*Task to carry out:*
Print out the material that follows word for word.

*Data provided:*
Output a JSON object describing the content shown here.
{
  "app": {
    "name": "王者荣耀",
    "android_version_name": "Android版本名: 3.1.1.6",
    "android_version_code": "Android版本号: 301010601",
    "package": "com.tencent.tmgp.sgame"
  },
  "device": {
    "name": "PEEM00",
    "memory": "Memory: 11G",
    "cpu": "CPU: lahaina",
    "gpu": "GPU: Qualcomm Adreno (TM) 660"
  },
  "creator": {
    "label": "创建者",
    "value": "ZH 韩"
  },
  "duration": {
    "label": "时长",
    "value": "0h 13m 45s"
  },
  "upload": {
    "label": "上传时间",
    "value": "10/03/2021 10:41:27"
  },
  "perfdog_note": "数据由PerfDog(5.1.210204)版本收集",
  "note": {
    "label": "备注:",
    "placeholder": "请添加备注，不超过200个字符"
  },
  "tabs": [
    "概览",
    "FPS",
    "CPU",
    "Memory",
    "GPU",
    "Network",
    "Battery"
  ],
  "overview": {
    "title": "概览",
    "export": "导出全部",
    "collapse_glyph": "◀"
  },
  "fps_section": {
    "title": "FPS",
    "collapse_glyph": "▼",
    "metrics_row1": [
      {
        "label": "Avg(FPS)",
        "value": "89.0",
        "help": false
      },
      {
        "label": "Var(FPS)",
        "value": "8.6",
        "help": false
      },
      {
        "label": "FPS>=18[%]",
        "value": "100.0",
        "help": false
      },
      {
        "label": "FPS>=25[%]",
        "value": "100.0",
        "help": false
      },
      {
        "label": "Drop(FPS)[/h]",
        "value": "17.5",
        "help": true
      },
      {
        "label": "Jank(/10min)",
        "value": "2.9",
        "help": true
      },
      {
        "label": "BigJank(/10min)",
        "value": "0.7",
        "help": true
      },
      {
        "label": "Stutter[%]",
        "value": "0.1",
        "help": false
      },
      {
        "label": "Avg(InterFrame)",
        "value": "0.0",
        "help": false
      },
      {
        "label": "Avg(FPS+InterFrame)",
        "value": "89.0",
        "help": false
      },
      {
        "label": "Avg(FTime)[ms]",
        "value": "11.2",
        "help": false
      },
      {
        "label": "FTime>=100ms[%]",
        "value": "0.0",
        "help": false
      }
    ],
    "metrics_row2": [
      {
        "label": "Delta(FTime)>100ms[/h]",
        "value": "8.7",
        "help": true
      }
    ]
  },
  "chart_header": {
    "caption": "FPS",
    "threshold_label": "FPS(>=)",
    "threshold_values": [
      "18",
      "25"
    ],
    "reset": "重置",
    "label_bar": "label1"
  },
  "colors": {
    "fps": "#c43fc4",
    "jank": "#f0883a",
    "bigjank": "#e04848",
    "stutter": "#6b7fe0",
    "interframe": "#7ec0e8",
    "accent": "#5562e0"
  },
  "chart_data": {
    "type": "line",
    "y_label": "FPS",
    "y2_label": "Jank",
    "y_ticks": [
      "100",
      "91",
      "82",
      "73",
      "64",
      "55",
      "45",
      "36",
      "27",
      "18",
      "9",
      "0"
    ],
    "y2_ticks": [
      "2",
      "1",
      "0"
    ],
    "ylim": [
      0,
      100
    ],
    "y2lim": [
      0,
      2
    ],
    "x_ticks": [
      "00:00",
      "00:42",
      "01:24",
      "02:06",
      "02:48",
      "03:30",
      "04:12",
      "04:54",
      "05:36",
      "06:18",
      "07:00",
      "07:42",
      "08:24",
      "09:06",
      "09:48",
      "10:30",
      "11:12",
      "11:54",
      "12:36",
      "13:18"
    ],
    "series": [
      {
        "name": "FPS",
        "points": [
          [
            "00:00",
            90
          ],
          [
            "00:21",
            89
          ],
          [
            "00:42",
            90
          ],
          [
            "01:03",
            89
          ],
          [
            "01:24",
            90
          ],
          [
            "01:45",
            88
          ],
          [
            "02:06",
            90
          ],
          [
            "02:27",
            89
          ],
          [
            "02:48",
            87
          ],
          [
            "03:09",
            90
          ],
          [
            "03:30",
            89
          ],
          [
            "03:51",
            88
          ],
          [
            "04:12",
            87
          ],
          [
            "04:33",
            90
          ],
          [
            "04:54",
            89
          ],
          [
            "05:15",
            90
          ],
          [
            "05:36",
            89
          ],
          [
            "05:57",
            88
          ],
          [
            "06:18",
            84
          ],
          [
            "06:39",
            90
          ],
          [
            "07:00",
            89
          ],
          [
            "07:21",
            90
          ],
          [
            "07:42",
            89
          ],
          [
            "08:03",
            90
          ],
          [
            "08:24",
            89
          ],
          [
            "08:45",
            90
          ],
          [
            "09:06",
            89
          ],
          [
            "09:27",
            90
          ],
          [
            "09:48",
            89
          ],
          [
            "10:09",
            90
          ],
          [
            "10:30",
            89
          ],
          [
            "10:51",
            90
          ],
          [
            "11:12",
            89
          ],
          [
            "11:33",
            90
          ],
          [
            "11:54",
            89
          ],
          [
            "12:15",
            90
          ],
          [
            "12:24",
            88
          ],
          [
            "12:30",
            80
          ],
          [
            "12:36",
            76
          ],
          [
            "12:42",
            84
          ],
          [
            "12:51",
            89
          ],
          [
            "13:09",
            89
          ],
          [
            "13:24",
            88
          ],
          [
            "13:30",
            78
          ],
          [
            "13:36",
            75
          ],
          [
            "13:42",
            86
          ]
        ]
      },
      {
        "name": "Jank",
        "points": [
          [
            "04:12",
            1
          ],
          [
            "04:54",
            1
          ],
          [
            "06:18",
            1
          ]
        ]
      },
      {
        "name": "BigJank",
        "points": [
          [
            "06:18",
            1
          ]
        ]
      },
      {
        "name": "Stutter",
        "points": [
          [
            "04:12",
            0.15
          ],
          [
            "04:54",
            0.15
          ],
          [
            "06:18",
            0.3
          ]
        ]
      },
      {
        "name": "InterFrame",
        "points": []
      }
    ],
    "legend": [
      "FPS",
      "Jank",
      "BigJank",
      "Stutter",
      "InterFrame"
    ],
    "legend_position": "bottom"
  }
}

*Result of this exercise:*
Output a JSON object describing the content shown here.
{
  "app": {
    "name": "王者荣耀",
    "android_version_name": "Android版本名: 3.1.1.6",
    "android_version_code": "Android版本号: 301010601",
    "package": "com.tencent.tmgp.sgame"
  },
  "device": {
    "name": "PEEM00",
    "memory": "Memory: 11G",
    "cpu": "CPU: lahaina",
    "gpu": "GPU: Qualcomm Adreno (TM) 660"
  },
  "creator": {
    "label": "创建者",
    "value": "ZH 韩"
  },
  "duration": {
    "label": "时长",
    "value": "0h 13m 45s"
  },
  "upload": {
    "label": "上传时间",
    "value": "10/03/2021 10:41:27"
  },
  "perfdog_note": "数据由PerfDog(5.1.210204)版本收集",
  "note": {
    "label": "备注:",
    "placeholder": "请添加备注，不超过200个字符"
  },
  "tabs": [
    "概览",
    "FPS",
    "CPU",
    "Memory",
    "GPU",
    "Network",
    "Battery"
  ],
  "overview": {
    "title": "概览",
    "export": "导出全部",
    "collapse_glyph": "◀"
  },
  "fps_section": {
    "title": "FPS",
    "collapse_glyph": "▼",
    "metrics_row1": [
      {
        "label": "Avg(FPS)",
        "value": "89.0",
        "help": false
      },
      {
        "label": "Var(FPS)",
        "value": "8.6",
        "help": false
      },
      {
        "label": "FPS>=18[%]",
        "value": "100.0",
        "help": false
      },
      {
        "label": "FPS>=25[%]",
        "value": "100.0",
        "help": false
      },
      {
        "label": "Drop(FPS)[/h]",
        "value": "17.5",
        "help": true
      },
      {
        "label": "Jank(/10min)",
        "value": "2.9",
        "help": true
      },
      {
        "label": "BigJank(/10min)",
        "value": "0.7",
        "help": true
      },
      {
        "label": "Stutter[%]",
        "value": "0.1",
        "help": false
      },
      {
        "label": "Avg(InterFrame)",
        "value": "0.0",
        "help": false
      },
      {
        "label": "Avg(FPS+InterFrame)",
        "value": "89.0",
        "help": false
      },
      {
        "label": "Avg(FTime)[ms]",
        "value": "11.2",
        "help": false
      },
      {
        "label": "FTime>=100ms[%]",
        "value": "0.0",
        "help": false
      }
    ],
    "metrics_row2": [
      {
        "label": "Delta(FTime)>100ms[/h]",
        "value": "8.7",
        "help": true
      }
    ]
  },
  "chart_header": {
    "caption": "FPS",
    "threshold_label": "FPS(>=)",
    "threshold_values": [
      "18",
      "25"
    ],
    "reset": "重置",
    "label_bar": "label1"
  },
  "colors": {
    "fps": "#c43fc4",
    "jank": "#f0883a",
    "bigjank": "#e04848",
    "stutter": "#6b7fe0",
    "interframe": "#7ec0e8",
    "accent": "#5562e0"
  },
  "chart_data": {
    "type": "line",
    "y_label": "FPS",
    "y2_label": "Jank",
    "y_ticks": [
      "100",
      "91",
      "82",
      "73",
      "64",
      "55",
      "45",
      "36",
      "27",
      "18",
      "9",
      "0"
    ],
    "y2_ticks": [
      "2",
      "1",
      "0"
    ],
    "ylim": [
      0,
      100
    ],
    "y2lim": [
      0,
      2
    ],
    "x_ticks": [
      "00:00",
      "00:42",
      "01:24",
      "02:06",
      "02:48",
      "03:30",
      "04:12",
      "04:54",
      "05:36",
      "06:18",
      "07:00",
      "07:42",
      "08:24",
      "09:06",
      "09:48",
      "10:30",
      "11:12",
      "11:54",
      "12:36",
      "13:18"
    ],
    "series": [
      {
        "name": "FPS",
        "points": [
          [
            "00:00",
            90
          ],
          [
            "00:21",
            89
          ],
          [
            "00:42",
            90
          ],
          [
            "01:03",
            89
          ],
          [
            "01:24",
            90
          ],
          [
            "01:45",
            88
          ],
          [
            "02:06",
            90
          ],
          [
            "02:27",
            89
          ],
          [
            "02:48",
            87
          ],
          [
            "03:09",
            90
          ],
          [
            "03:30",
            89
          ],
          [
            "03:51",
            88
          ],
          [
            "04:12",
            87
          ],
          [
            "04:33",
            90
          ],
          [
            "04:54",
            89
          ],
          [
            "05:15",
            90
          ],
          [
            "05:36",
            89
          ],
          [
            "05:57",
            88
          ],
          [
            "06:18",
            84
          ],
          [
            "06:39",
            90
          ],
          [
            "07:00",
            89
          ],
          [
            "07:21",
            90
          ],
          [
            "07:42",
            89
          ],
          [
            "08:03",
            90
          ],
          [
            "08:24",
            89
          ],
          [
            "08:45",
            90
          ],
          [
            "09:06",
            89
          ],
          [
            "09:27",
            90
          ],
          [
            "09:48",
            89
          ],
          [
            "10:09",
            90
          ],
          [
            "10:30",
            89
          ],
          [
            "10:51",
            90
          ],
          [
            "11:12",
            89
          ],
          [
            "11:33",
            90
          ],
          [
            "11:54",
            89
          ],
          [
            "12:15",
            90
          ],
          [
            "12:24",
            88
          ],
          [
            "12:30",
            80
          ],
          [
            "12:36",
            76
          ],
          [
            "12:42",
            84
          ],
          [
            "12:51",
            89
          ],
          [
            "13:09",
            89
          ],
          [
            "13:24",
            88
          ],
          [
            "13:30",
            78
          ],
          [
            "13:36",
            75
          ],
          [
            "13:42",
            86
          ]
        ]
      },
      {
        "name": "Jank",
        "points": [
          [
            "04:12",
            1
          ],
          [
            "04:54",
            1
          ],
          [
            "06:18",
            1
          ]
        ]
      },
      {
        "name": "BigJank",
        "points": [
          [
            "06:18",
            1
          ]
        ]
      },
      {
        "name": "Stutter",
        "points": [
          [
            "04:12",
            0.15
          ],
          [
            "04:54",
            0.15
          ],
          [
            "06:18",
            0.3
          ]
        ]
      },
      {
        "name": "InterFrame",
        "points": []
      }
    ],
    "legend": [
      "FPS",
      "Jank",
      "BigJank",
      "Stutter",
      "InterFrame"
    ],
    "legend_position": "bottom"
  }
}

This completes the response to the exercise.